#### PROMPT
Exactly how many lines have the word "having"? Answer with the bare number.

[Rows from a dataset]

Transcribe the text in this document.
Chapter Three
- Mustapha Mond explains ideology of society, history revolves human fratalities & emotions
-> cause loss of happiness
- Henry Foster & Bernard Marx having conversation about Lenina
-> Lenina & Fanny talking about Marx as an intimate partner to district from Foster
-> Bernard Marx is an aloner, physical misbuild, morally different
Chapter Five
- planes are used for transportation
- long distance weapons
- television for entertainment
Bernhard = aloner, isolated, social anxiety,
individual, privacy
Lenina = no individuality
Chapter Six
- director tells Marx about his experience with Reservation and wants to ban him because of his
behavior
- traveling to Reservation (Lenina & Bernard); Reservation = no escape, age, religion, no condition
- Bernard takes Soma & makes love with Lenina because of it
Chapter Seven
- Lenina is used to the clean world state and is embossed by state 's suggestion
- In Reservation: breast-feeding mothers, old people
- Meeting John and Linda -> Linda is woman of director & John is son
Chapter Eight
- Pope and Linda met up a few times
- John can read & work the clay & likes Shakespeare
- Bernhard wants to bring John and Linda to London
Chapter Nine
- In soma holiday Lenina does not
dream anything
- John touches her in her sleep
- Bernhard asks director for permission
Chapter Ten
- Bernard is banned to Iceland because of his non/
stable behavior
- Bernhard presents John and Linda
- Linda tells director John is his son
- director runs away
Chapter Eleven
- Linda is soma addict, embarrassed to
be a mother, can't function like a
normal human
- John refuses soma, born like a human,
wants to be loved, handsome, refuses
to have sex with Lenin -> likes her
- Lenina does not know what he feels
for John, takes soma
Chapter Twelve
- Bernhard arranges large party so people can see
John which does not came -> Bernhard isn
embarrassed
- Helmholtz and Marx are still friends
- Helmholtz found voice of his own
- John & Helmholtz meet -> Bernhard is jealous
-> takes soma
...
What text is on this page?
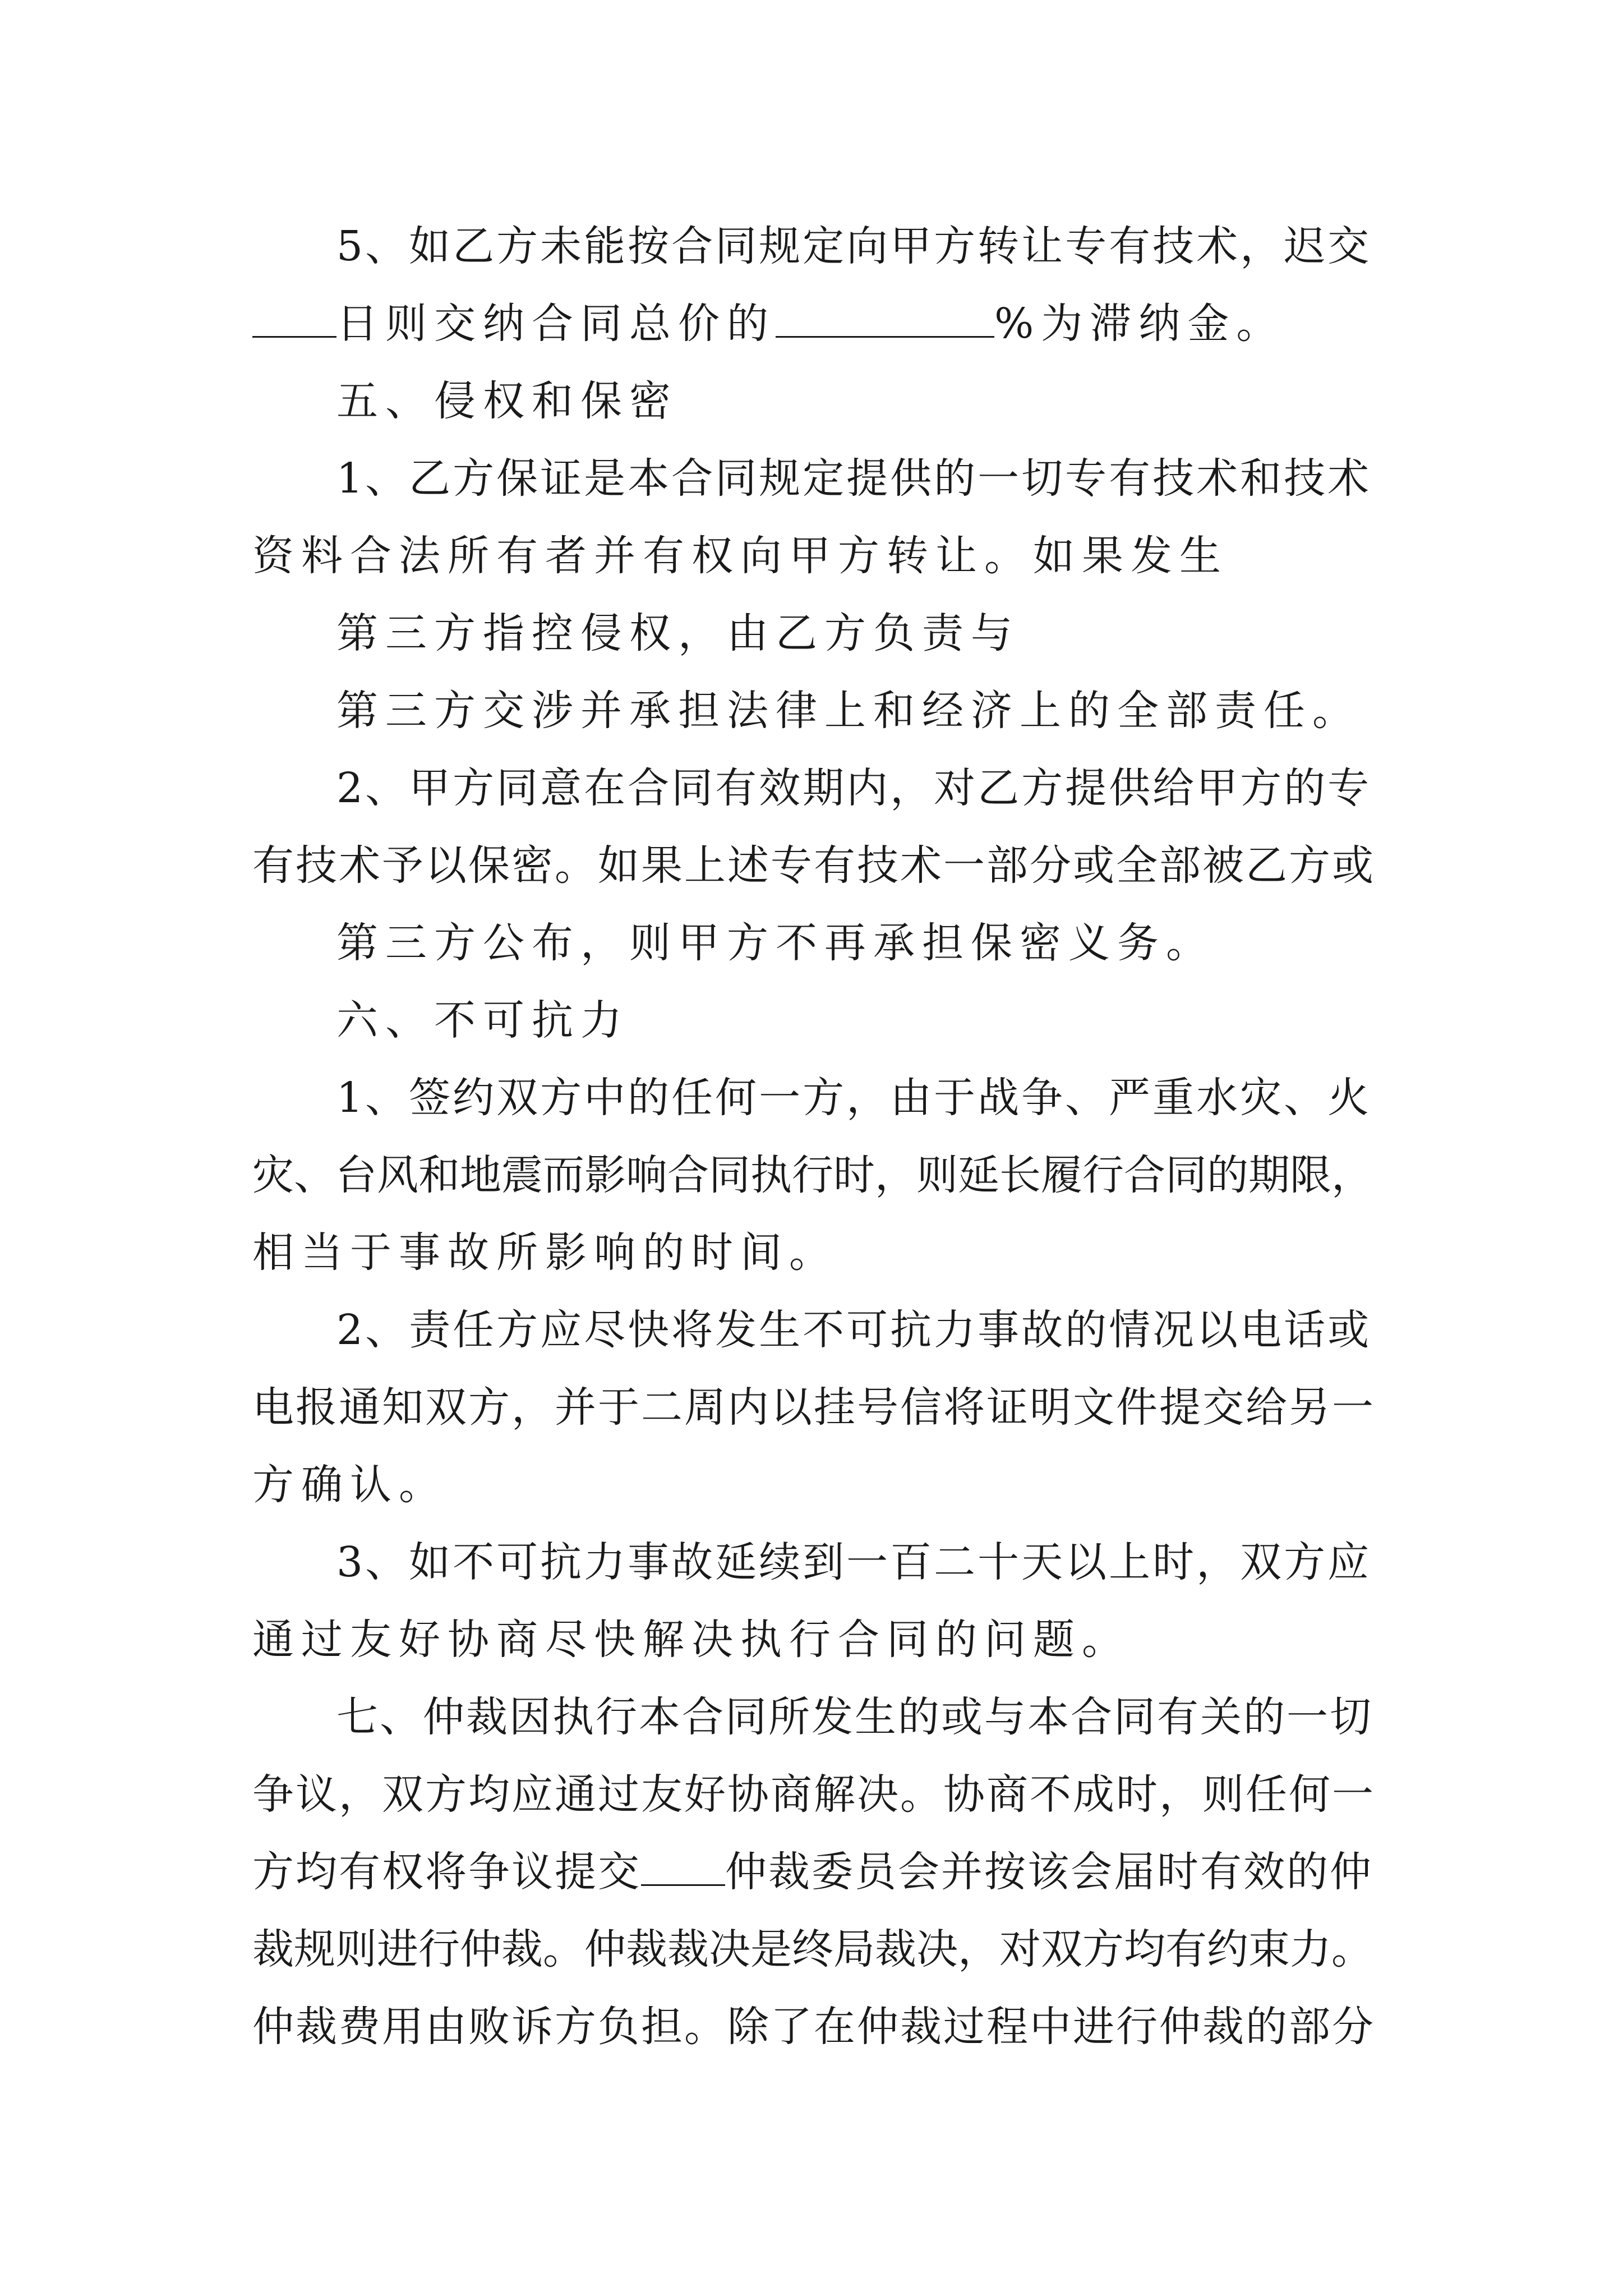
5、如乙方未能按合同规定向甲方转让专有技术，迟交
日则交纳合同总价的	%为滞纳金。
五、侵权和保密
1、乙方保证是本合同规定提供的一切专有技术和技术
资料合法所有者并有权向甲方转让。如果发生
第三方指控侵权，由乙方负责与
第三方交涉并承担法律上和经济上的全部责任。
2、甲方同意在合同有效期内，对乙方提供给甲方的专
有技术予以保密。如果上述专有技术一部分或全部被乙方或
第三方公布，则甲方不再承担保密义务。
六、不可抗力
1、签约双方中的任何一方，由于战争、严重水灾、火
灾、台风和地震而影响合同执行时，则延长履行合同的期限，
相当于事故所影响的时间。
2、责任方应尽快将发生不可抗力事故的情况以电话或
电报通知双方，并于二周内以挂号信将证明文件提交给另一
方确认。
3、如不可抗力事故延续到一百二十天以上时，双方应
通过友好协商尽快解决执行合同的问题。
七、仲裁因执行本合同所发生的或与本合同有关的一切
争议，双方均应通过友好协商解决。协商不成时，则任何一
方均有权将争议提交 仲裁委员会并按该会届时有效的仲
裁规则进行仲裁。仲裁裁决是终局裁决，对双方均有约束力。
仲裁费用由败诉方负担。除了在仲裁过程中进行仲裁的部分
...
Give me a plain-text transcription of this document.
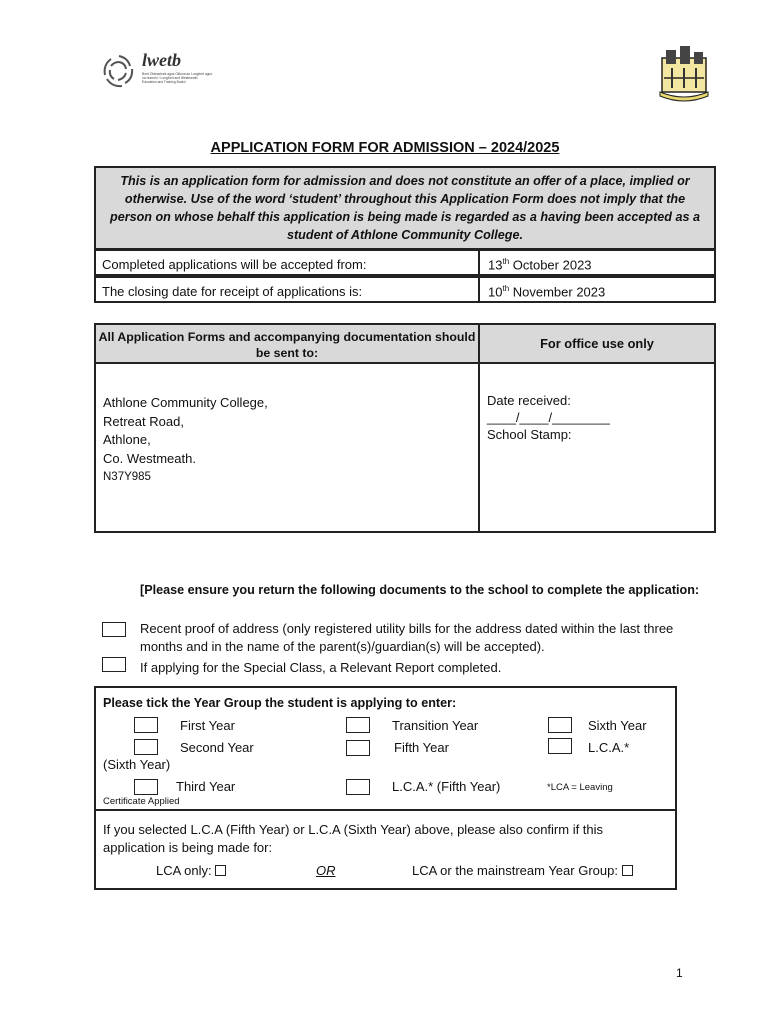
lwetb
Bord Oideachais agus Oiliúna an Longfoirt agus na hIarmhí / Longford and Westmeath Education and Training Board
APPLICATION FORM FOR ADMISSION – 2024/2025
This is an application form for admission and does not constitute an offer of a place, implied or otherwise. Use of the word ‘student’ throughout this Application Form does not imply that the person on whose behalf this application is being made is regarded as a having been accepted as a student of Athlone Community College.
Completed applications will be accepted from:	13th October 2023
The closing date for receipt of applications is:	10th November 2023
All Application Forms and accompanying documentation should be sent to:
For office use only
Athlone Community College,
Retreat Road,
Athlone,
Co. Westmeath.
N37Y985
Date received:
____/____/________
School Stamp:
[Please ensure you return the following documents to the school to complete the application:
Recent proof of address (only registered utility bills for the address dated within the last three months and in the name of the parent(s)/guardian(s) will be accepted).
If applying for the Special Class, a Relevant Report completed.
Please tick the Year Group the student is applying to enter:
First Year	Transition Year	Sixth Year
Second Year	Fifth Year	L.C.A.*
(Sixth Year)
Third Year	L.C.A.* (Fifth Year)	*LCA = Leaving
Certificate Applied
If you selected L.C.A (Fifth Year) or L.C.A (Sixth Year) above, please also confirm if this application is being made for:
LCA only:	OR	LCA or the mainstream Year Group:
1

#### REPLY
2